* START Supplied entries *
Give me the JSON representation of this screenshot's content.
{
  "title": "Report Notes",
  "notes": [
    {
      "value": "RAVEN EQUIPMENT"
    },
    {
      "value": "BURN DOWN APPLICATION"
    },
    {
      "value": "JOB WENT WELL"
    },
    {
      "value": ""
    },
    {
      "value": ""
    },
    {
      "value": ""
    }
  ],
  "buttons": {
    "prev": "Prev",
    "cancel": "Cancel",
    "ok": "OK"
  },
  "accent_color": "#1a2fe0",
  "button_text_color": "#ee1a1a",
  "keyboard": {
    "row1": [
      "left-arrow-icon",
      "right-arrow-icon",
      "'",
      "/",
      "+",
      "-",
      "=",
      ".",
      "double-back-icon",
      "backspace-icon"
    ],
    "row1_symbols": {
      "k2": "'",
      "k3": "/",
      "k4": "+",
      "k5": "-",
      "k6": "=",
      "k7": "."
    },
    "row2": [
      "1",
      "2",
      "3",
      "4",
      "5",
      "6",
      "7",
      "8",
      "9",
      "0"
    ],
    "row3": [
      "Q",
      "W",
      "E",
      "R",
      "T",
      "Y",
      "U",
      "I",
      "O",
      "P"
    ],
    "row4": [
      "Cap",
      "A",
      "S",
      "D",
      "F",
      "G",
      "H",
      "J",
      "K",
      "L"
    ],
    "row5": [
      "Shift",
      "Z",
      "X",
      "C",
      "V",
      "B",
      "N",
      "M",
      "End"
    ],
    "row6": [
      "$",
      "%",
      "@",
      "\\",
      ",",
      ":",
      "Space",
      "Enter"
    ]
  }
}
* END Supplied entries *
* START Supplied entries *
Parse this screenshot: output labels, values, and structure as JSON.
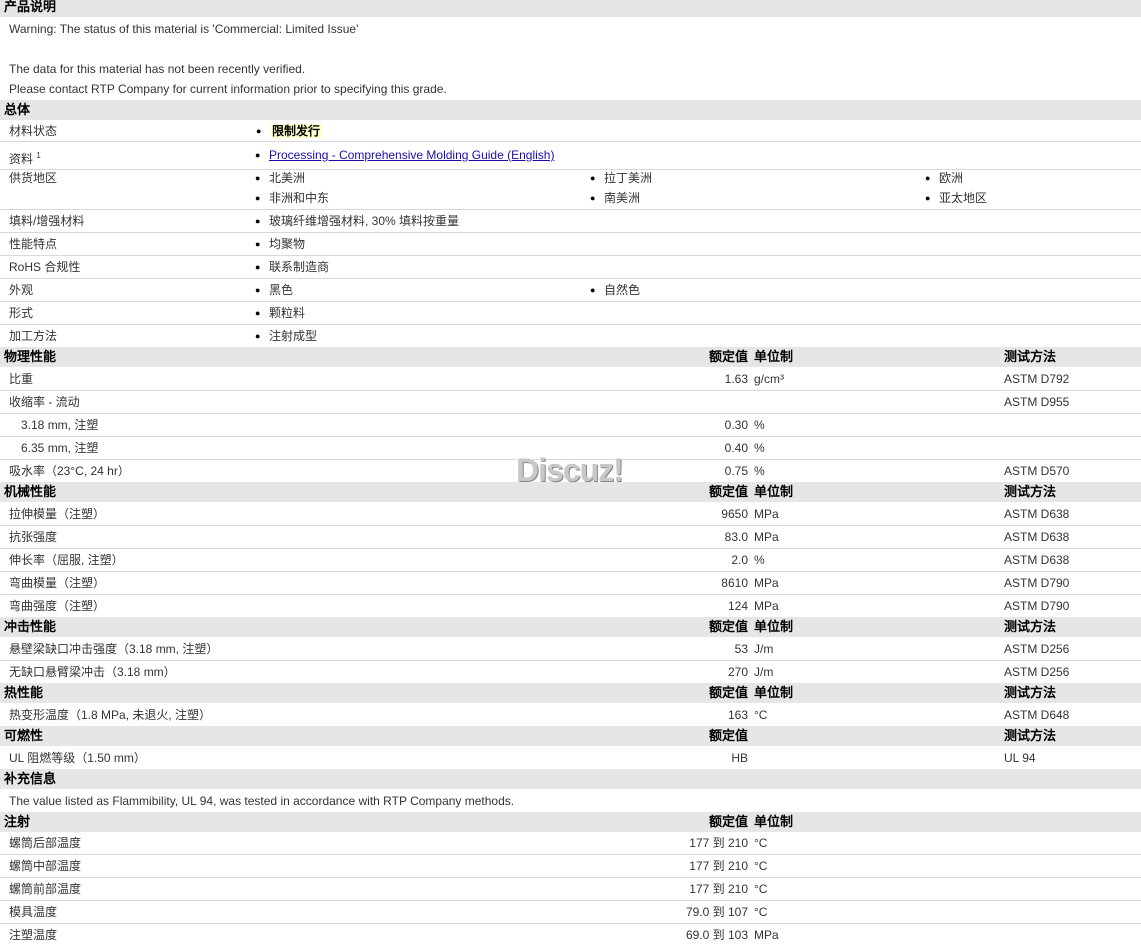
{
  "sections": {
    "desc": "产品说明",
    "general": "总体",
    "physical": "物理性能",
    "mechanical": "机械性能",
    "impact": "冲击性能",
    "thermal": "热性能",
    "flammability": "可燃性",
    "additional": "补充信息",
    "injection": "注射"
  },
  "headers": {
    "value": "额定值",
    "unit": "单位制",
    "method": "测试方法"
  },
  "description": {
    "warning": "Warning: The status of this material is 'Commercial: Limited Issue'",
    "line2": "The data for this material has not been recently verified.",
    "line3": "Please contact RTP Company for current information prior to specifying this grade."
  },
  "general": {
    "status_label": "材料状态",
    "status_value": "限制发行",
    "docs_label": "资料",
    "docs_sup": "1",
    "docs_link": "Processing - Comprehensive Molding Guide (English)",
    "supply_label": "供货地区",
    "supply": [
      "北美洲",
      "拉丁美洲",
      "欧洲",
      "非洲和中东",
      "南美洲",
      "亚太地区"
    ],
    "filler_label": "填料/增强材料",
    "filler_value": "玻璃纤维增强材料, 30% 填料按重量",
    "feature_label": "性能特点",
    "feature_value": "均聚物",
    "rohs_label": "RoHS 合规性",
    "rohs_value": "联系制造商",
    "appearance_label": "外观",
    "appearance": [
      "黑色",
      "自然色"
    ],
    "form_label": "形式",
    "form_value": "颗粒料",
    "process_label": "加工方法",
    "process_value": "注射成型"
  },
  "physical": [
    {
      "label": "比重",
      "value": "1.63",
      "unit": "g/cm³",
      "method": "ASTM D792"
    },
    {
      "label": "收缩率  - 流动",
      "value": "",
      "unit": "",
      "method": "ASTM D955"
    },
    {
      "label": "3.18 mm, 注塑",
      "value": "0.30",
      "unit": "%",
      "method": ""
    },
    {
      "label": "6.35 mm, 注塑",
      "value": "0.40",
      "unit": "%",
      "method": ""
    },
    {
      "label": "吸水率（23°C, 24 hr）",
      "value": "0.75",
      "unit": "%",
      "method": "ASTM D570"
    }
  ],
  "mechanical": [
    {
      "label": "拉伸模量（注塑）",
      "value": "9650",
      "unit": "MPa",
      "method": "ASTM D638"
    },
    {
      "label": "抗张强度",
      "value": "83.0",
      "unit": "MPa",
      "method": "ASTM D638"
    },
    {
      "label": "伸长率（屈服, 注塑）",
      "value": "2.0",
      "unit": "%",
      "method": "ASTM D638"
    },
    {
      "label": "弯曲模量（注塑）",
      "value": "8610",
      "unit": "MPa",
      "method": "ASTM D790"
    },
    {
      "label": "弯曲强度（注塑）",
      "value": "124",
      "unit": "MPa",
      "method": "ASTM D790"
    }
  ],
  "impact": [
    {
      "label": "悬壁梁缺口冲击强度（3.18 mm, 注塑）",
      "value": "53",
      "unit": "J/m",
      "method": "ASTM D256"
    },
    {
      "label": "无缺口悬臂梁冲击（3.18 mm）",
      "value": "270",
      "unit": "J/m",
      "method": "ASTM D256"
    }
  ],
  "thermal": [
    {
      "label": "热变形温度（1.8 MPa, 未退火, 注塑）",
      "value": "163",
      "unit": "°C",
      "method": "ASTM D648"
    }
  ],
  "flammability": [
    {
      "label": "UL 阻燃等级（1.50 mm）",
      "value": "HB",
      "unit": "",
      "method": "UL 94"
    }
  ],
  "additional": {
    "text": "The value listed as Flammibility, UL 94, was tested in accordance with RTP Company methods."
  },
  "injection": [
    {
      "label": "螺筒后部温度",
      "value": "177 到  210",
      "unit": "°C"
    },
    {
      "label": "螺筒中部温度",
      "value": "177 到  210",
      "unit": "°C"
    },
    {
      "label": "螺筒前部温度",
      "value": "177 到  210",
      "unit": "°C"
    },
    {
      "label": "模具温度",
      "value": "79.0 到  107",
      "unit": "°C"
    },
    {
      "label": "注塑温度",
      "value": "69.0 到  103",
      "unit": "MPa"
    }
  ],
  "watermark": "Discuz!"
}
* END Supplied entries *
▶ **Instructions to follow**
Find out how many lines in the listing contain the string "material". Give the number alone.

▶ **Response to the exercise**
2